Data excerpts
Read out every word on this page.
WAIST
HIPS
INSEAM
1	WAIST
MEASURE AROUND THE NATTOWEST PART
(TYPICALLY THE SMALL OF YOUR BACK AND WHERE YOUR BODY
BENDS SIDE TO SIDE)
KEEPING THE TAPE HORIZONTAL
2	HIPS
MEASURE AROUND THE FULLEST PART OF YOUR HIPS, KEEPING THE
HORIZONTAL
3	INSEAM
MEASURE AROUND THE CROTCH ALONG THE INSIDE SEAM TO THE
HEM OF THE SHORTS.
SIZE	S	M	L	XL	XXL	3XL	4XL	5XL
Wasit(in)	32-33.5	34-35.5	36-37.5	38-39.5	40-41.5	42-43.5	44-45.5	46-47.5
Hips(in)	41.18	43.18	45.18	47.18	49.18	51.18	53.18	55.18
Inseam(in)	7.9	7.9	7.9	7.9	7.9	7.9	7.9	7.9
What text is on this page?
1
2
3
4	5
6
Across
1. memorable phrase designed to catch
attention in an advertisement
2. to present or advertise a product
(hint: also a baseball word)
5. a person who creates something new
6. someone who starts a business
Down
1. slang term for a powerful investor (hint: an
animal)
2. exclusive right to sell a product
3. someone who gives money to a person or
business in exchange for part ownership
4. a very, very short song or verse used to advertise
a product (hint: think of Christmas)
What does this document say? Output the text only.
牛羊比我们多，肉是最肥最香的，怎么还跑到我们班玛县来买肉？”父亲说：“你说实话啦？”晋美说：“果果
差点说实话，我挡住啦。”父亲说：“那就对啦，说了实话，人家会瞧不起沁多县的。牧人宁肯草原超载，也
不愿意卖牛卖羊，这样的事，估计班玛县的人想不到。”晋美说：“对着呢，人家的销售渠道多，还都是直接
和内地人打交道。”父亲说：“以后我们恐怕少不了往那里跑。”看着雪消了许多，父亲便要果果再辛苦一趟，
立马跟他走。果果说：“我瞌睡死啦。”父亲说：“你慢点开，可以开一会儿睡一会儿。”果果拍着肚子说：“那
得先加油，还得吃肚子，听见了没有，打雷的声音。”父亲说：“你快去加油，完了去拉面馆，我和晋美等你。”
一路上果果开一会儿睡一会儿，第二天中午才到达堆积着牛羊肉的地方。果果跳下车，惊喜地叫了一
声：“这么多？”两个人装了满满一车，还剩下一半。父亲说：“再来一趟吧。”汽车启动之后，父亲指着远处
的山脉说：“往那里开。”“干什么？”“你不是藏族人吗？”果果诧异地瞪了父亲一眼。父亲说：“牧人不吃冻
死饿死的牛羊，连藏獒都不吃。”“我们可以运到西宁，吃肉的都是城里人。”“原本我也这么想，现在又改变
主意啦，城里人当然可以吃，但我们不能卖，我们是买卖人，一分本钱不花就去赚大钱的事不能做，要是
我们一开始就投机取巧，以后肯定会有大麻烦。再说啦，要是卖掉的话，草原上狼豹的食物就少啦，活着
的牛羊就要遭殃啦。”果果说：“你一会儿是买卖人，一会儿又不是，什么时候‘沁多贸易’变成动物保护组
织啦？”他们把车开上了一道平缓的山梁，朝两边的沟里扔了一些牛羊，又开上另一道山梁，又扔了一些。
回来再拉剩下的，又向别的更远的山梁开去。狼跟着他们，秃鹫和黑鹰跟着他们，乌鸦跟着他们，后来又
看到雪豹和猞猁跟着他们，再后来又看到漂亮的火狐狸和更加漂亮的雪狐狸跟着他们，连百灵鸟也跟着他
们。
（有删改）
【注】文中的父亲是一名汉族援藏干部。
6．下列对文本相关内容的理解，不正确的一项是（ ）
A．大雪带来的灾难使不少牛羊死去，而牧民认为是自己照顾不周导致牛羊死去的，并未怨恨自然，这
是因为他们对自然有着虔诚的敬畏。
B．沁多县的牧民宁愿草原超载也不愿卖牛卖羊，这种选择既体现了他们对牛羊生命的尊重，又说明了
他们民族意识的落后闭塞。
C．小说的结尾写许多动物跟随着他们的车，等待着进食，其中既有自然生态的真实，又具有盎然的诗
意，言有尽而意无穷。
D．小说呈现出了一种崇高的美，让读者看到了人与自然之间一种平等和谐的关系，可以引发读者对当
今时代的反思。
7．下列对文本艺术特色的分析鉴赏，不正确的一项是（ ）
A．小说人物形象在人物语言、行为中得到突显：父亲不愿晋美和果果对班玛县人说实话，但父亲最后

Task requirements »
Go through the listing above and pull out each line containing the word "YOUR".

Written solution »
(TYPICALLY THE SMALL OF YOUR BACK AND WHERE YOUR BODY
MEASURE AROUND THE FULLEST PART OF YOUR HIPS, KEEPING THE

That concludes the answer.